Prompt: Track down the lines that contain "根据自己的兴趣和需求选择合适的书籍" and copy them.
— start of Exercise inputs —
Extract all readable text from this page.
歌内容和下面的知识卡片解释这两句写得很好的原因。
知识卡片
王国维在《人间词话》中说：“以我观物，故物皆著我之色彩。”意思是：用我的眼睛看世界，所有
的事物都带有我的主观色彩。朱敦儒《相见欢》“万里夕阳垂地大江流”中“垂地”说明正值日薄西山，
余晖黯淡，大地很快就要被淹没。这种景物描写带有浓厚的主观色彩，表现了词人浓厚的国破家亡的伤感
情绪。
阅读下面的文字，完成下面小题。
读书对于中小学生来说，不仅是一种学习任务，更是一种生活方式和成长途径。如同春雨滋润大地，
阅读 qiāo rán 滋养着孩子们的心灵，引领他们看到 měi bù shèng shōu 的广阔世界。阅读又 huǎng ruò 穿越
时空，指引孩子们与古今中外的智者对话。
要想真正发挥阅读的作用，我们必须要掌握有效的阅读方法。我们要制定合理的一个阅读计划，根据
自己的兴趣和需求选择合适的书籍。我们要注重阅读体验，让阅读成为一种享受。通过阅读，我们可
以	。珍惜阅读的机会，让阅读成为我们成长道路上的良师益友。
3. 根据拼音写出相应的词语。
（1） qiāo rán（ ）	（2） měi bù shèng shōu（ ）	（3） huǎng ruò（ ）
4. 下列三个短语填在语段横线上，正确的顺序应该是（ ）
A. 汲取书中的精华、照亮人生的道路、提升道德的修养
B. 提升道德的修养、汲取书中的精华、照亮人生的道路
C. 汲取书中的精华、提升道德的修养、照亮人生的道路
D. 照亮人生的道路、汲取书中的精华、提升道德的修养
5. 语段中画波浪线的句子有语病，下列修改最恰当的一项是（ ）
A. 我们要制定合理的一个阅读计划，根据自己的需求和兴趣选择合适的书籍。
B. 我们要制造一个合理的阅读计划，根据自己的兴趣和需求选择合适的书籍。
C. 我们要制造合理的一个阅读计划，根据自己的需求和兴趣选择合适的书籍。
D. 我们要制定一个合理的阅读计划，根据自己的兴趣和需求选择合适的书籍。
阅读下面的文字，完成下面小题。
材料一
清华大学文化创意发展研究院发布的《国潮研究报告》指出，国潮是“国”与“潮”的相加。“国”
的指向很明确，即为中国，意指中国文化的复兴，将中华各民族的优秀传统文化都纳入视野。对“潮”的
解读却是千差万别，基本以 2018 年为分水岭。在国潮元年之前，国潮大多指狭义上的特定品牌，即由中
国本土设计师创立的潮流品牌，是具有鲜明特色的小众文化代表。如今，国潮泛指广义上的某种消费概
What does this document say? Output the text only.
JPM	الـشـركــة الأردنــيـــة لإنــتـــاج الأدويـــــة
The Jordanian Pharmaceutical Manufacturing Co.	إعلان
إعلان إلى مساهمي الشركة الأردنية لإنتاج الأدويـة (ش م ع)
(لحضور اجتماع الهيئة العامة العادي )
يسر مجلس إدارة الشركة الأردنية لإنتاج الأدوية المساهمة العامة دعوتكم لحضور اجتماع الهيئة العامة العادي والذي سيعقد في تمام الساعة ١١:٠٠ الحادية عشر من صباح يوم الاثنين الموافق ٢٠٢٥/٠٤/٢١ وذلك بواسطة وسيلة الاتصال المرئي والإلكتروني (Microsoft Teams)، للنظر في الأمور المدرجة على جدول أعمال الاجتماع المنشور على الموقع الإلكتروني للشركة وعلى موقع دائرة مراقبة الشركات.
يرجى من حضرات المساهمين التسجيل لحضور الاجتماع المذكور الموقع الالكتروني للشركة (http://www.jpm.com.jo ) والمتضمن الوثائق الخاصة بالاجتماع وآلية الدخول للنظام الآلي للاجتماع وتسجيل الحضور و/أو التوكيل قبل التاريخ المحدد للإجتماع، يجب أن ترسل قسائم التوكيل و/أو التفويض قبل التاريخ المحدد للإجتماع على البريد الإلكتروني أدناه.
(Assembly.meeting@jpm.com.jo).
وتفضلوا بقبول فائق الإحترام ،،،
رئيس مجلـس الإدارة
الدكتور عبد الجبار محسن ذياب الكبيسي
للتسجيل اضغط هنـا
— end of Exercise inputs —
Response:
B. 我们要制造一个合理的阅读计划，根据自己的兴趣和需求选择合适的书籍。
D. 我们要制定一个合理的阅读计划，根据自己的兴趣和需求选择合适的书籍。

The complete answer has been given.